» **Problem description**:
Could you copy every line from the material below in which "this" appears?

» **Available data**:
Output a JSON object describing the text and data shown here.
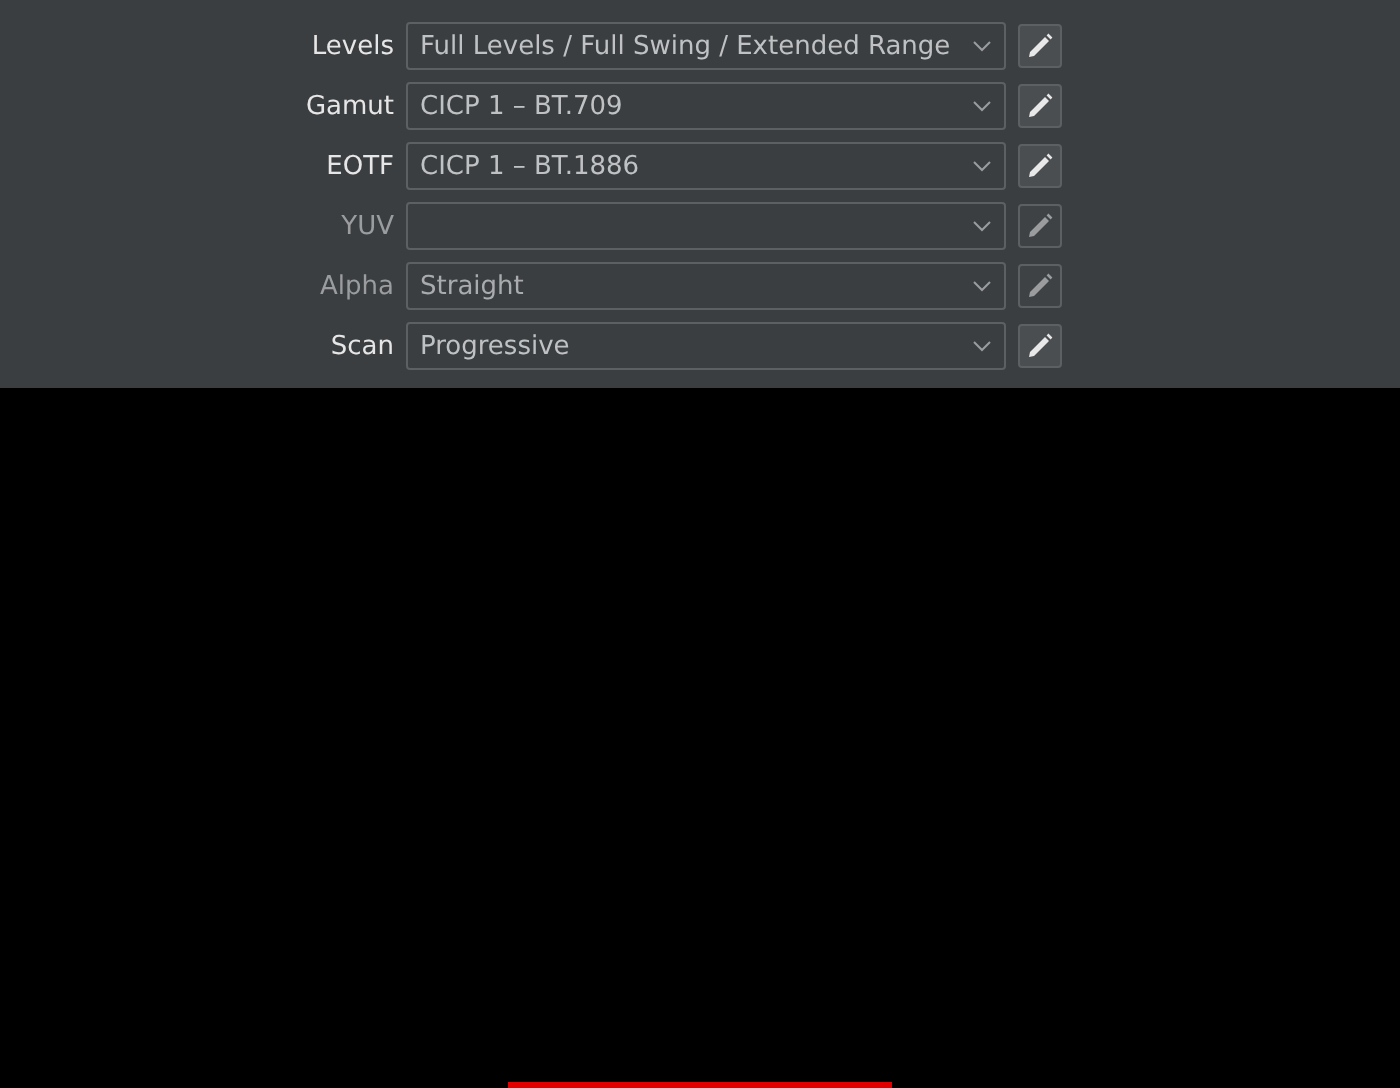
{
  "fields": [
    {
      "label": "Levels",
      "value": "Full Levels / Full Swing / Extended Range",
      "disabled": false
    },
    {
      "label": "Gamut",
      "value": "CICP 1 – BT.709",
      "disabled": false
    },
    {
      "label": "EOTF",
      "value": "CICP 1 – BT.1886",
      "disabled": false
    },
    {
      "label": "YUV",
      "disabled": true
    },
    {
      "label": "Alpha",
      "value": "Straight",
      "disabled": true
    },
    {
      "label": "Scan",
      "value": "Progressive",
      "disabled": false
    }
  ]
}
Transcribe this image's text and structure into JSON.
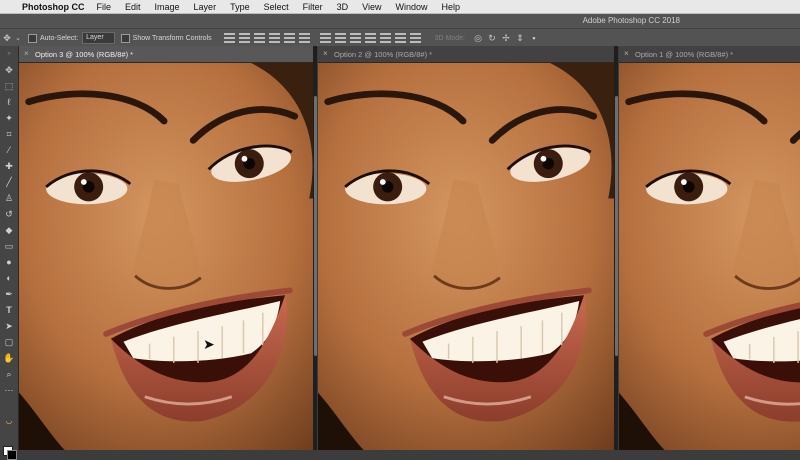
{
  "menubar": {
    "apple_icon": "apple-icon",
    "app_name": "Photoshop CC",
    "items": [
      "File",
      "Edit",
      "Image",
      "Layer",
      "Type",
      "Select",
      "Filter",
      "3D",
      "View",
      "Window",
      "Help"
    ]
  },
  "window": {
    "title": "Adobe Photoshop CC 2018"
  },
  "options": {
    "auto_select_label": "Auto-Select:",
    "auto_select_value": "Layer",
    "show_transform_label": "Show Transform Controls",
    "mode_3d_label": "3D Mode:"
  },
  "documents": [
    {
      "label": "Option 3 @ 100% (RGB/8#) *",
      "active": true
    },
    {
      "label": "Option 2 @ 100% (RGB/8#) *",
      "active": false
    },
    {
      "label": "Option 1 @ 100% (RGB/8#) *",
      "active": false
    }
  ],
  "tools": [
    "move-tool-icon",
    "marquee-tool-icon",
    "lasso-tool-icon",
    "magic-wand-tool-icon",
    "crop-tool-icon",
    "eyedropper-tool-icon",
    "healing-brush-tool-icon",
    "brush-tool-icon",
    "clone-stamp-tool-icon",
    "history-brush-tool-icon",
    "eraser-tool-icon",
    "gradient-tool-icon",
    "blur-tool-icon",
    "dodge-tool-icon",
    "pen-tool-icon",
    "type-tool-icon",
    "path-selection-tool-icon",
    "rectangle-tool-icon",
    "hand-tool-icon",
    "zoom-tool-icon",
    "edit-toolbar-icon"
  ],
  "colors": {
    "foreground": "#ffffff",
    "background": "#000000"
  }
}
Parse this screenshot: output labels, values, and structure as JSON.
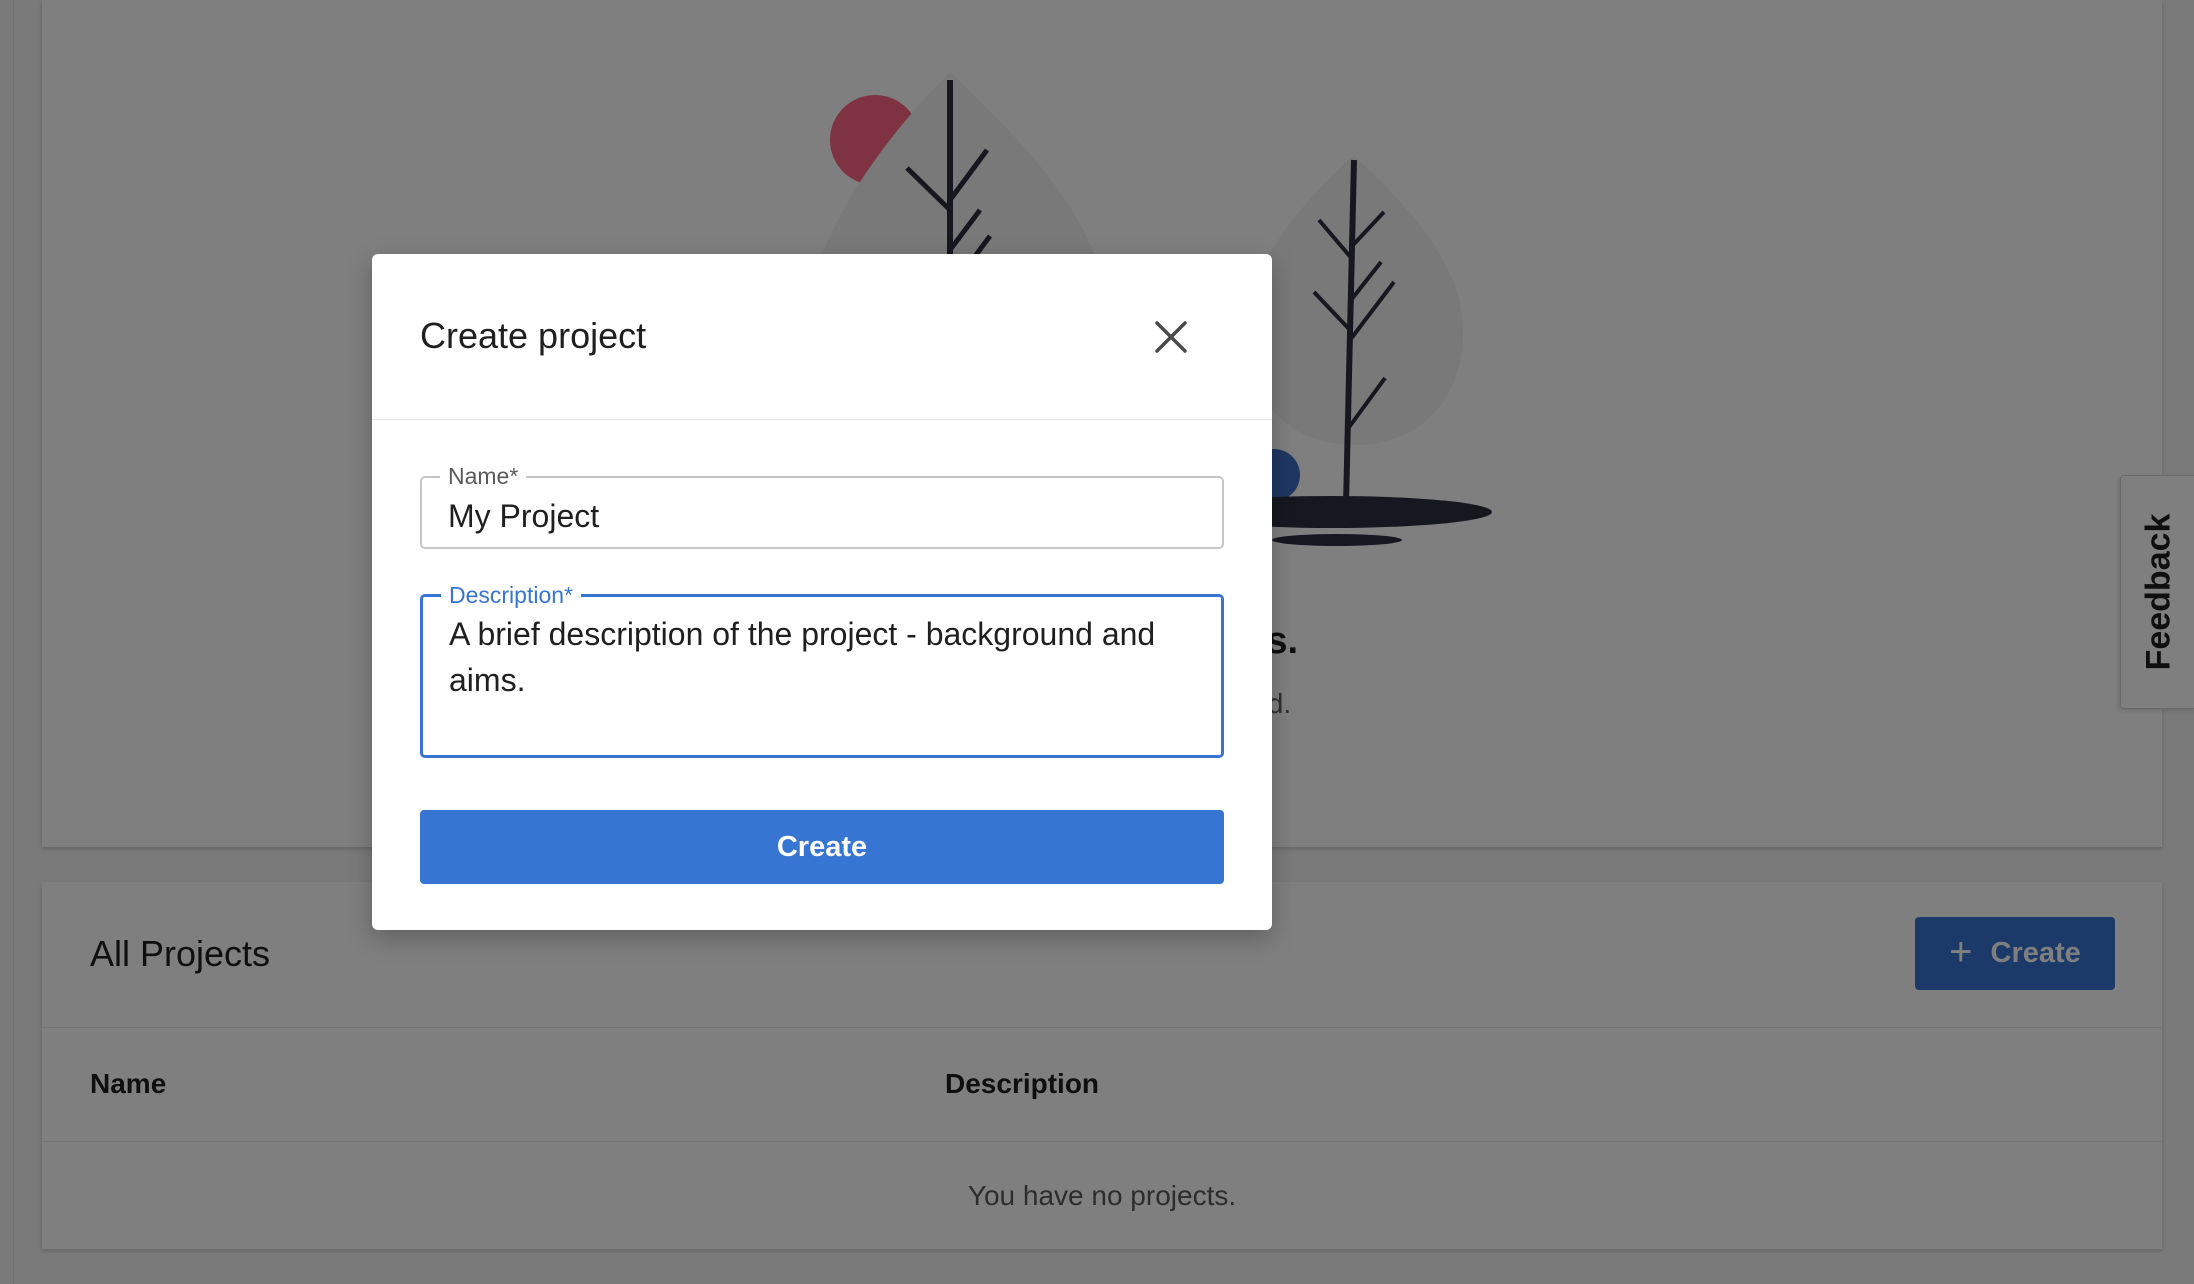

» **Response**:
Transcribe this image's text and structure into JSON.
Parse this screenshot: output labels, values, and structure as JSON.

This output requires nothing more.